§ WHAT THE TASK ASKS:
Write out every single entry exactly.

§ Stored records:
________________________________________

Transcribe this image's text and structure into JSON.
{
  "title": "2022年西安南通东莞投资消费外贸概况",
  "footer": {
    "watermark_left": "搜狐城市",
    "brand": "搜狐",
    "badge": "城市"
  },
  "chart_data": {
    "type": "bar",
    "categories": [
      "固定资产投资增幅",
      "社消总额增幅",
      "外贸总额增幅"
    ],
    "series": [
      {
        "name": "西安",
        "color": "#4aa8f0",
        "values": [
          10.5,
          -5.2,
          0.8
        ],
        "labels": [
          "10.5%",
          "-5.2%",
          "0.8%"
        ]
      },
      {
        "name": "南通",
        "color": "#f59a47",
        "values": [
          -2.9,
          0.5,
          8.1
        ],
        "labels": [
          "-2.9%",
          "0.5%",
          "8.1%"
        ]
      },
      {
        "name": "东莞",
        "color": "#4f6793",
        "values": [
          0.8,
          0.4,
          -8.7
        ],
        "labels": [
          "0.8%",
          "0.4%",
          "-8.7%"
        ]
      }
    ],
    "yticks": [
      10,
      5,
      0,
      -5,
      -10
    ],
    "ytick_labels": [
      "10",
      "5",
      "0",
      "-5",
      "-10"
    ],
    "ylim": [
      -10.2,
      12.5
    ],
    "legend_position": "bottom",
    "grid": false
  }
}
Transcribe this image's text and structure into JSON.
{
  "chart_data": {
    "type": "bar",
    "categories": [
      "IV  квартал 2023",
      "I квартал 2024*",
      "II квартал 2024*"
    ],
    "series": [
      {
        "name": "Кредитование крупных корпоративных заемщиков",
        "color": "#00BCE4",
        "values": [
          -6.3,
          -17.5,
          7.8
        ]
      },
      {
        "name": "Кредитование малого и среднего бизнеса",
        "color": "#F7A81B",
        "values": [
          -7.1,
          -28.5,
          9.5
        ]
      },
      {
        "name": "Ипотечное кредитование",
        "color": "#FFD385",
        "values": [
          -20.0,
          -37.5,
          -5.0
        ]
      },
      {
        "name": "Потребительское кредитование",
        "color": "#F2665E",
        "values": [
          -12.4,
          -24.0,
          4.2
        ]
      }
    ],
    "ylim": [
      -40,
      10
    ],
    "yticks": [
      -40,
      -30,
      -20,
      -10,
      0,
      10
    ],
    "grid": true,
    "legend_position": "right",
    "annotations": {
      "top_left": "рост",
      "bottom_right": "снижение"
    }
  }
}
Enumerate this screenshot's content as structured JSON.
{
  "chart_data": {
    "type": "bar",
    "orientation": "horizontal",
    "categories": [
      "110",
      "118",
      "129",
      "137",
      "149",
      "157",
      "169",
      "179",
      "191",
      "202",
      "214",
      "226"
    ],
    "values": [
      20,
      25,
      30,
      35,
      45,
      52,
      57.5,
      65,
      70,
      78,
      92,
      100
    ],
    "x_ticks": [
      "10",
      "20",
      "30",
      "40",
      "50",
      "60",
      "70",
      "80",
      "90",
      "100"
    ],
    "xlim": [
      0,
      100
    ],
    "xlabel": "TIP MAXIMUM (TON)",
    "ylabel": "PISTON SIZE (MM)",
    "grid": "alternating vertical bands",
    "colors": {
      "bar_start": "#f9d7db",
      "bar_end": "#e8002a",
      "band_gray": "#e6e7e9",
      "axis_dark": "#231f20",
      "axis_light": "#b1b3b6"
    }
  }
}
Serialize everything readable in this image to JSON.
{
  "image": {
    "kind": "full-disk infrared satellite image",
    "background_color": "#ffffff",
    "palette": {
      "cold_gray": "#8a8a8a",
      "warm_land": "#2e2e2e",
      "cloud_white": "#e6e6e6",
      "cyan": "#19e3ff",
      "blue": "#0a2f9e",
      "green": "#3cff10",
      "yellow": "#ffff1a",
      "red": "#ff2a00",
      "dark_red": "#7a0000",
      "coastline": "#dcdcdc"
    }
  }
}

________________________________________

§ TASK OUTPUT:
Transcribe this image's text and structure into JSON.
{
  "title": "2022年西安南通东莞投资消费外贸概况",
  "footer": {
    "watermark_left": "搜狐城市",
    "brand": "搜狐",
    "badge": "城市"
  },
  "chart_data": {
    "type": "bar",
    "categories": [
      "固定资产投资增幅",
      "社消总额增幅",
      "外贸总额增幅"
    ],
    "series": [
      {
        "name": "西安",
        "color": "#4aa8f0",
        "values": [
          10.5,
          -5.2,
          0.8
        ],
        "labels": [
          "10.5%",
          "-5.2%",
          "0.8%"
        ]
      },
      {
        "name": "南通",
        "color": "#f59a47",
        "values": [
          -2.9,
          0.5,
          8.1
        ],
        "labels": [
          "-2.9%",
          "0.5%",
          "8.1%"
        ]
      },
      {
        "name": "东莞",
        "color": "#4f6793",
        "values": [
          0.8,
          0.4,
          -8.7
        ],
        "labels": [
          "0.8%",
          "0.4%",
          "-8.7%"
        ]
      }
    ],
    "yticks": [
      10,
      5,
      0,
      -5,
      -10
    ],
    "ytick_labels": [
      "10",
      "5",
      "0",
      "-5",
      "-10"
    ],
    "ylim": [
      -10.2,
      12.5
    ],
    "legend_position": "bottom",
    "grid": false
  }
}
Transcribe this image's text and structure into JSON.
{
  "chart_data": {
    "type": "bar",
    "categories": [
      "IV  квартал 2023",
      "I квартал 2024*",
      "II квартал 2024*"
    ],
    "series": [
      {
        "name": "Кредитование крупных корпоративных заемщиков",
        "color": "#00BCE4",
        "values": [
          -6.3,
          -17.5,
          7.8
        ]
      },
      {
        "name": "Кредитование малого и среднего бизнеса",
        "color": "#F7A81B",
        "values": [
          -7.1,
          -28.5,
          9.5
        ]
      },
      {
        "name": "Ипотечное кредитование",
        "color": "#FFD385",
        "values": [
          -20.0,
          -37.5,
          -5.0
        ]
      },
      {
        "name": "Потребительское кредитование",
        "color": "#F2665E",
        "values": [
          -12.4,
          -24.0,
          4.2
        ]
      }
    ],
    "ylim": [
      -40,
      10
    ],
    "yticks": [
      -40,
      -30,
      -20,
      -10,
      0,
      10
    ],
    "grid": true,
    "legend_position": "right",
    "annotations": {
      "top_left": "рост",
      "bottom_right": "снижение"
    }
  }
}
Enumerate this screenshot's content as structured JSON.
{
  "chart_data": {
    "type": "bar",
    "orientation": "horizontal",
    "categories": [
      "110",
      "118",
      "129",
      "137",
      "149",
      "157",
      "169",
      "179",
      "191",
      "202",
      "214",
      "226"
    ],
    "values": [
      20,
      25,
      30,
      35,
      45,
      52,
      57.5,
      65,
      70,
      78,
      92,
      100
    ],
    "x_ticks": [
      "10",
      "20",
      "30",
      "40",
      "50",
      "60",
      "70",
      "80",
      "90",
      "100"
    ],
    "xlim": [
      0,
      100
    ],
    "xlabel": "TIP MAXIMUM (TON)",
    "ylabel": "PISTON SIZE (MM)",
    "grid": "alternating vertical bands",
    "colors": {
      "bar_start": "#f9d7db",
      "bar_end": "#e8002a",
      "band_gray": "#e6e7e9",
      "axis_dark": "#231f20",
      "axis_light": "#b1b3b6"
    }
  }
}
Serialize everything readable in this image to JSON.
{
  "image": {
    "kind": "full-disk infrared satellite image",
    "background_color": "#ffffff",
    "palette": {
      "cold_gray": "#8a8a8a",
      "warm_land": "#2e2e2e",
      "cloud_white": "#e6e6e6",
      "cyan": "#19e3ff",
      "blue": "#0a2f9e",
      "green": "#3cff10",
      "yellow": "#ffff1a",
      "red": "#ff2a00",
      "dark_red": "#7a0000",
      "coastline": "#dcdcdc"
    }
  }
}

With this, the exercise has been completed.